Leave the pictures out and transcribe every record exactly.

——

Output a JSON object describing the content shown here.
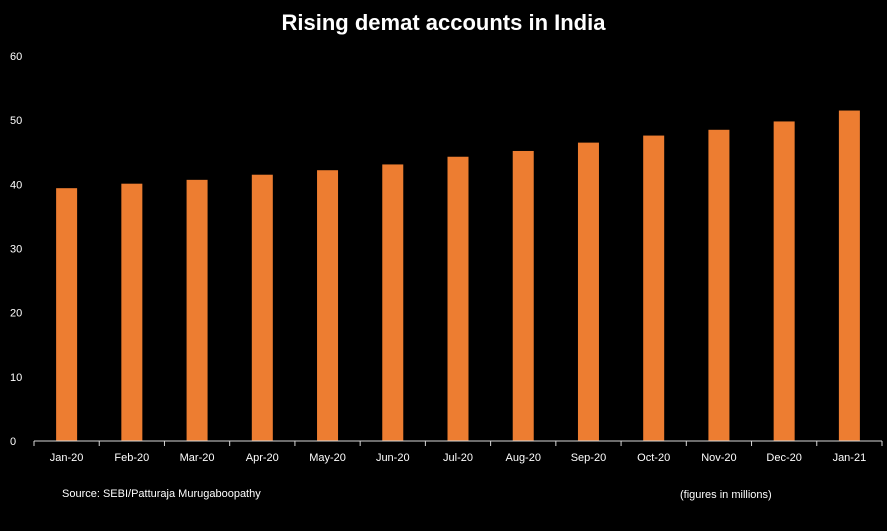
{
  "chart_data": {
    "type": "bar",
    "title": "Rising demat accounts in India",
    "categories": [
      "Jan-20",
      "Feb-20",
      "Mar-20",
      "Apr-20",
      "May-20",
      "Jun-20",
      "Jul-20",
      "Aug-20",
      "Sep-20",
      "Oct-20",
      "Nov-20",
      "Dec-20",
      "Jan-21"
    ],
    "values": [
      39.4,
      40.1,
      40.7,
      41.5,
      42.2,
      43.1,
      44.3,
      45.2,
      46.5,
      47.6,
      48.5,
      49.8,
      51.5
    ],
    "ylim": [
      0,
      60
    ],
    "yticks": [
      0,
      10,
      20,
      30,
      40,
      50,
      60
    ],
    "grid": false,
    "xlabel": "",
    "ylabel": "",
    "bar_color": "#ed7d31",
    "background": "#000000",
    "source_note": "Source: SEBI/Patturaja Murugaboopathy",
    "units_note": "(figures in millions)"
  }
}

——

Output of the task:
Output a JSON object describing the content shown here.
{
  "chart_data": {
    "type": "bar",
    "title": "Rising demat accounts in India",
    "categories": [
      "Jan-20",
      "Feb-20",
      "Mar-20",
      "Apr-20",
      "May-20",
      "Jun-20",
      "Jul-20",
      "Aug-20",
      "Sep-20",
      "Oct-20",
      "Nov-20",
      "Dec-20",
      "Jan-21"
    ],
    "values": [
      39.4,
      40.1,
      40.7,
      41.5,
      42.2,
      43.1,
      44.3,
      45.2,
      46.5,
      47.6,
      48.5,
      49.8,
      51.5
    ],
    "ylim": [
      0,
      60
    ],
    "yticks": [
      0,
      10,
      20,
      30,
      40,
      50,
      60
    ],
    "grid": false,
    "xlabel": "",
    "ylabel": "",
    "bar_color": "#ed7d31",
    "background": "#000000",
    "source_note": "Source: SEBI/Patturaja Murugaboopathy",
    "units_note": "(figures in millions)"
  }
}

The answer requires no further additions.